═════ DATA LISTING ═════

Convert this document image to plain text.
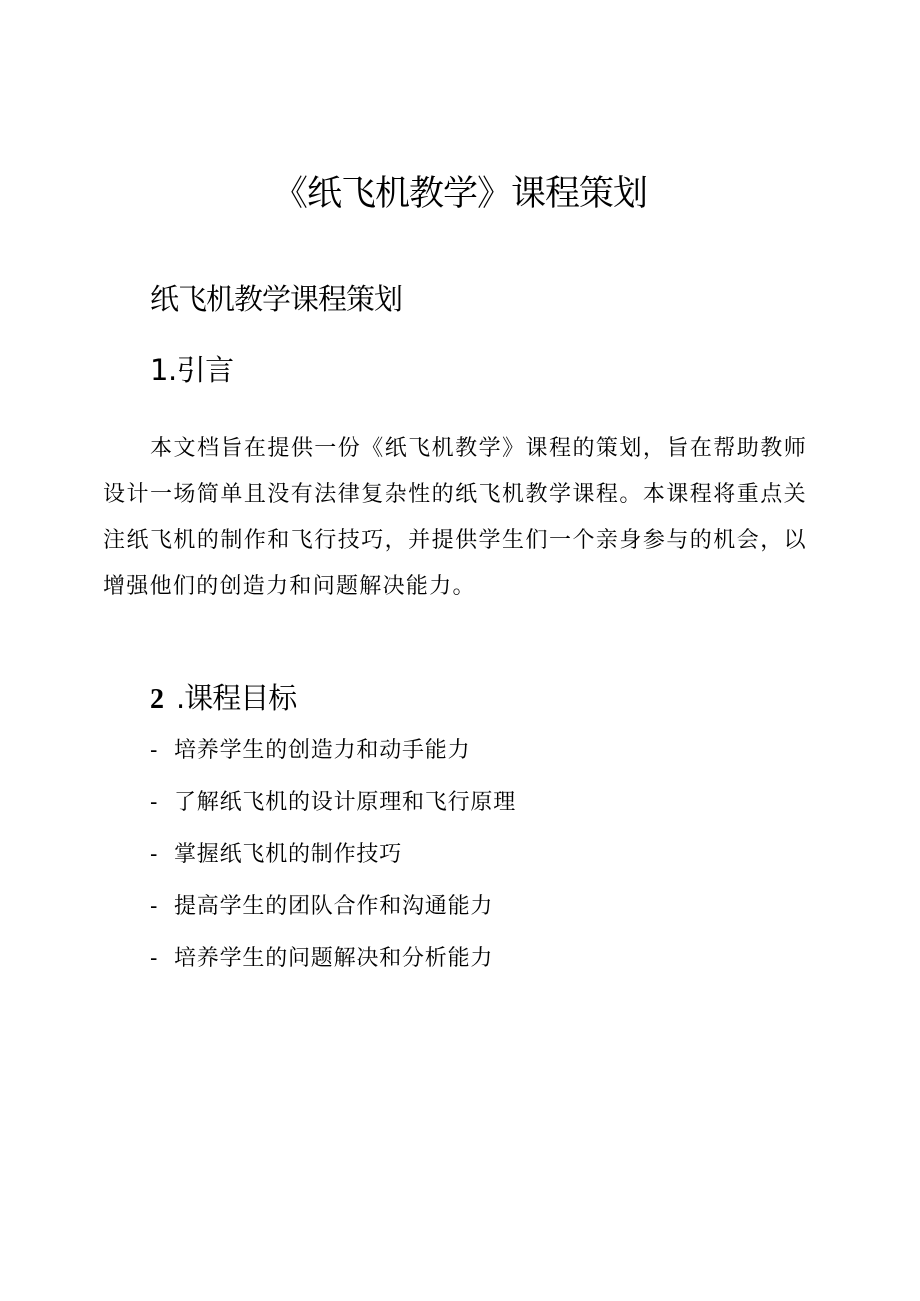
《纸飞机教学》课程策划
纸飞机教学课程策划
1.引言

本文档旨在提供一份《纸飞机教学》课程的策划，旨在帮助教师设计一场简单且没有法律复杂性的纸飞机教学课程。本课程将重点关注纸飞机的制作和飞行技巧，并提供学生们一个亲身参与的机会，以增强他们的创造力和问题解决能力。

2 .课程目标
- 培养学生的创造力和动手能力
- 了解纸飞机的设计原理和飞行原理
- 掌握纸飞机的制作技巧
- 提高学生的团队合作和沟通能力
- 培养学生的问题解决和分析能力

═════

**WHAT YOU WILL DO:**
Reproduce the records verbatim, omitting all images they contain.

**TASK OUTPUT:**
Convert this document image to plain text.
《纸飞机教学》课程策划
纸飞机教学课程策划
1.引言

本文档旨在提供一份《纸飞机教学》课程的策划，旨在帮助教师设计一场简单且没有法律复杂性的纸飞机教学课程。本课程将重点关注纸飞机的制作和飞行技巧，并提供学生们一个亲身参与的机会，以增强他们的创造力和问题解决能力。

2 .课程目标
- 培养学生的创造力和动手能力
- 了解纸飞机的设计原理和飞行原理
- 掌握纸飞机的制作技巧
- 提高学生的团队合作和沟通能力
- 培养学生的问题解决和分析能力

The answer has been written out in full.